• _DOCUMENT TEXT_
□ □ □
About ten years ago this spring I made my first visit to Paris. My friend Jerry then lived in the Marais, just a short walk from Notre Dame and it was one of the first things we visited.
We walked to the square outside the cathedral where we fed the birds on pain au raisin, the birds coming to take the bits of sweet bread from our fingertips.
Jerry had been to and by this site many times before but as I stood in that square in front of it, I felt so very small, in awe of the majesty and beauty of this glorious architecture, one of France's most identifiable structures. A symbol.
The inside was just as beautiful. We listened to the magnificent organ...
... and walked down the aisle, through the various side rooms.
We admired the art, the statuary.
It was glorious.
And equally glorious from the exterior with its flying buttresses...
...and early spring blooms.
It took my breath away.
And of course, we returned at night.
Seven years ago, I returned to Paris, this time with Rick. We went first to Notre Dame -- a cold, wet, rainy mid-April day. Perhaps this very day. It was a shelter from the weather.
And again, we wandered, noticing the magnificent stained glass...
The Crown of Thorns...
...the relief carvings...
And once again, we felt so small.
Even then, the cathedral was under renovation.
I never would have imagined that perhaps it was the renovation that this week destroyed a major portion of this architectural treasure.
□ □ □
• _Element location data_
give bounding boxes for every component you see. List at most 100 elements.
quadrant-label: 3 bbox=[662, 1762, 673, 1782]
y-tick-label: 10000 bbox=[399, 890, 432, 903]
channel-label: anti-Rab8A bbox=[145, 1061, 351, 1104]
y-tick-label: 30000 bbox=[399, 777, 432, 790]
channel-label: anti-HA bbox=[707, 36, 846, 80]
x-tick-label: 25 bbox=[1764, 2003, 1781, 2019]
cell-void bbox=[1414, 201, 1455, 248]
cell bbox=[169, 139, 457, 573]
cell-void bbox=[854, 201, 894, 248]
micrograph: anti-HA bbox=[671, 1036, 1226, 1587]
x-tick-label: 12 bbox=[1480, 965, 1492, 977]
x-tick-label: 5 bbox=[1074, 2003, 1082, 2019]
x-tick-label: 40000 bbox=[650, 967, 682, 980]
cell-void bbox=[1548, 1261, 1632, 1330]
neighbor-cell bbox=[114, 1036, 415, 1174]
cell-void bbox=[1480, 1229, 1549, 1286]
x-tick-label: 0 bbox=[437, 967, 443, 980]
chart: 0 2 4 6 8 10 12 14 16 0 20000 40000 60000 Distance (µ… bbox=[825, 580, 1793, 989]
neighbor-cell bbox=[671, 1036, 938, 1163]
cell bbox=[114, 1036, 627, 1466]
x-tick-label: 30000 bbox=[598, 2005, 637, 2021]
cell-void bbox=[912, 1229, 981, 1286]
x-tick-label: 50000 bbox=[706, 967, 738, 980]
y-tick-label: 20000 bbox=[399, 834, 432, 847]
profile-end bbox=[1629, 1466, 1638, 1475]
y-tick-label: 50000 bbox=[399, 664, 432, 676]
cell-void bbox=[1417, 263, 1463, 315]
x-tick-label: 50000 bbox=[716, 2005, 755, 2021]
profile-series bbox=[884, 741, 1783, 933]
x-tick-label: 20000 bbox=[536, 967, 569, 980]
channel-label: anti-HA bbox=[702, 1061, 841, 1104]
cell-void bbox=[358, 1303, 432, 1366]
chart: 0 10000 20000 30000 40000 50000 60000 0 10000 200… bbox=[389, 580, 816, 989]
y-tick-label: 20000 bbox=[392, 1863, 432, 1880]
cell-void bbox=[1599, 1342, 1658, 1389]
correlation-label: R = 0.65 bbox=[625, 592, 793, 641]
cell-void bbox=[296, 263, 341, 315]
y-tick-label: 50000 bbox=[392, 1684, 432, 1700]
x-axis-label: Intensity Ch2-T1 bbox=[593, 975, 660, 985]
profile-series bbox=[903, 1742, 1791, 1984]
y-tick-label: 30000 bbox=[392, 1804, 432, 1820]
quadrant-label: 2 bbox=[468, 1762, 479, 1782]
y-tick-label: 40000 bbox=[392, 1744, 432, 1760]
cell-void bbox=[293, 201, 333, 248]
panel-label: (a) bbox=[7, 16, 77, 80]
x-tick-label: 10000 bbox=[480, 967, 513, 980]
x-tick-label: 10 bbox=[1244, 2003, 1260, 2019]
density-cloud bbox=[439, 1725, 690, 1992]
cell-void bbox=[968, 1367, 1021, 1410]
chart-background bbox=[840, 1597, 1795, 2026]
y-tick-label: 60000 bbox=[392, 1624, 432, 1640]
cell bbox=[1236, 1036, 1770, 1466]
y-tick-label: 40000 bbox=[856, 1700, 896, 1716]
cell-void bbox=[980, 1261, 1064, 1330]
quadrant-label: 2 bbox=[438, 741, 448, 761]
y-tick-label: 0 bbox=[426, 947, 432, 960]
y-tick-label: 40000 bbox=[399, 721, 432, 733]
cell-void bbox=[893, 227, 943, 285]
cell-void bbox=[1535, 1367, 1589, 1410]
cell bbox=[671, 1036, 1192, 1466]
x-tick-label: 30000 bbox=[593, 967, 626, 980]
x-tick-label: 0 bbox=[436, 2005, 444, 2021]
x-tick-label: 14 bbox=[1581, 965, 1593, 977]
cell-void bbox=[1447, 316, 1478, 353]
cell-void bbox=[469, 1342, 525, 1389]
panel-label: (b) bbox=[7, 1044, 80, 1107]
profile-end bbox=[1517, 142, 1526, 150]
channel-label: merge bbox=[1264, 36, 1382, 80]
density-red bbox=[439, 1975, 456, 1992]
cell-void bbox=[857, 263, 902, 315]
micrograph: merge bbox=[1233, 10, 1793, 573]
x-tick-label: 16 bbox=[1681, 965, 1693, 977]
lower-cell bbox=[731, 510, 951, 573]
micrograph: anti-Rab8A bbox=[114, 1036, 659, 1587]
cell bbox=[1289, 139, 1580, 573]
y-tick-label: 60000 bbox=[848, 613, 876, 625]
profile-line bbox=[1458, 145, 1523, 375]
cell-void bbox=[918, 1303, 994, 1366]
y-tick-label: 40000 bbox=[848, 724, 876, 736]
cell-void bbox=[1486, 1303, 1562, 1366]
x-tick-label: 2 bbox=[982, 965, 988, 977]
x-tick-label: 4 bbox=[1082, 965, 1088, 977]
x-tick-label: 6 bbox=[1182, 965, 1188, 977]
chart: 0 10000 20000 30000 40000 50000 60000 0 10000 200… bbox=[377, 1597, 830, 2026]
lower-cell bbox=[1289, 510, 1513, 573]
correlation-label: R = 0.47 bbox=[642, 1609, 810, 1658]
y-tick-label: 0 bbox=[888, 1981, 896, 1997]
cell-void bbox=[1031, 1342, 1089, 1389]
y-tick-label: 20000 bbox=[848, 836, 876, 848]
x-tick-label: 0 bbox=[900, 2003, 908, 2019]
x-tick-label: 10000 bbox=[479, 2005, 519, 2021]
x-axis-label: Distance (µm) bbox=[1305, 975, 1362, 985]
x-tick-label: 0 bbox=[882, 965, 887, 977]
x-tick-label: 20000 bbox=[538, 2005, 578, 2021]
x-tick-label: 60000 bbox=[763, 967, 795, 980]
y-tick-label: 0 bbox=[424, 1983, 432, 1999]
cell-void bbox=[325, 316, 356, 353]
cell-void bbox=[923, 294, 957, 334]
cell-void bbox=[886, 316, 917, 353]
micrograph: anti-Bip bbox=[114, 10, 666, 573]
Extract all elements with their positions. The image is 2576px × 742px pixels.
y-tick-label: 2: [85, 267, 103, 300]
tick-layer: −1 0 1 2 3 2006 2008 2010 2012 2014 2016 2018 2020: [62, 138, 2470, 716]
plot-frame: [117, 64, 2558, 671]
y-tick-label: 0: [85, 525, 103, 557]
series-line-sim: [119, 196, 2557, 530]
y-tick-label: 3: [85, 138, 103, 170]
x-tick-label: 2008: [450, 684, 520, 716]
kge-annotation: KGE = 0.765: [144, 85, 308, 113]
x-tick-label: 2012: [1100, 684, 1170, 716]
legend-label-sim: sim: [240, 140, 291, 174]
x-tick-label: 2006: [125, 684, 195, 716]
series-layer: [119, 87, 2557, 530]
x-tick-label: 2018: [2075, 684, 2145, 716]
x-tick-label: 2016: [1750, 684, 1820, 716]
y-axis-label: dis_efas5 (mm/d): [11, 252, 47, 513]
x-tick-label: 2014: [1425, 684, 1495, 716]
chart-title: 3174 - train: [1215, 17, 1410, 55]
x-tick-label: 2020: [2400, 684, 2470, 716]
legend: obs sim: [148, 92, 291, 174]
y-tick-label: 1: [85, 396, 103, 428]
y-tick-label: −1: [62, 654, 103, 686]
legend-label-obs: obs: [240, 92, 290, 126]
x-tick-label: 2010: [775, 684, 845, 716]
□ □ □
• _OBJECTIVES_
1. In the Notre Dame recollection, what role did the cathedral serve on the visit with Rick, and what about that day made it serve that role?
2. Write the next part of the Notre Dame recollection, picking up after its last sentence.

• _OUTPUTS_
1. The cathedral was a shelter from the weather, because the day was cold, wet and rainy in mid-April.

2.
Notre Dame may be a Roman Catholic church but it is more than that. It is the center of Paris, from which all points are measured. It is an icon for those of all faiths and even for those of little or no faith but who love beauty, history, strength. It has survived revolutions and wars and welcomed people for centuries.
Like many of you, my heart broke a bit as I watched the television coverage of the fire that consumed Notre Dame, Paris' treasure. A group of us were at a restaurant and the television was on CNN -- a number of people simply stood in front of the television, shocked and saddned.
And like many of you, I remembered my earlier visits with gratitude.
To rebuild the damaged parts of Notre Dame will be at an astronomical cost. But somehow, I think there are people and organizations around the world who will contribute generously, whether they have visited or not. I hope so.
A garden grows outside Notre Dame. When I visited the first time the spring flowers were in bloom.
I hope they will bloom this year and bring some color to the charred structure built so long ago. As for the light of candles...
....well, we may all well want to light a candle for Notre Dame.
And trust that this venerable place of worship will be protected...
...and that the light will return.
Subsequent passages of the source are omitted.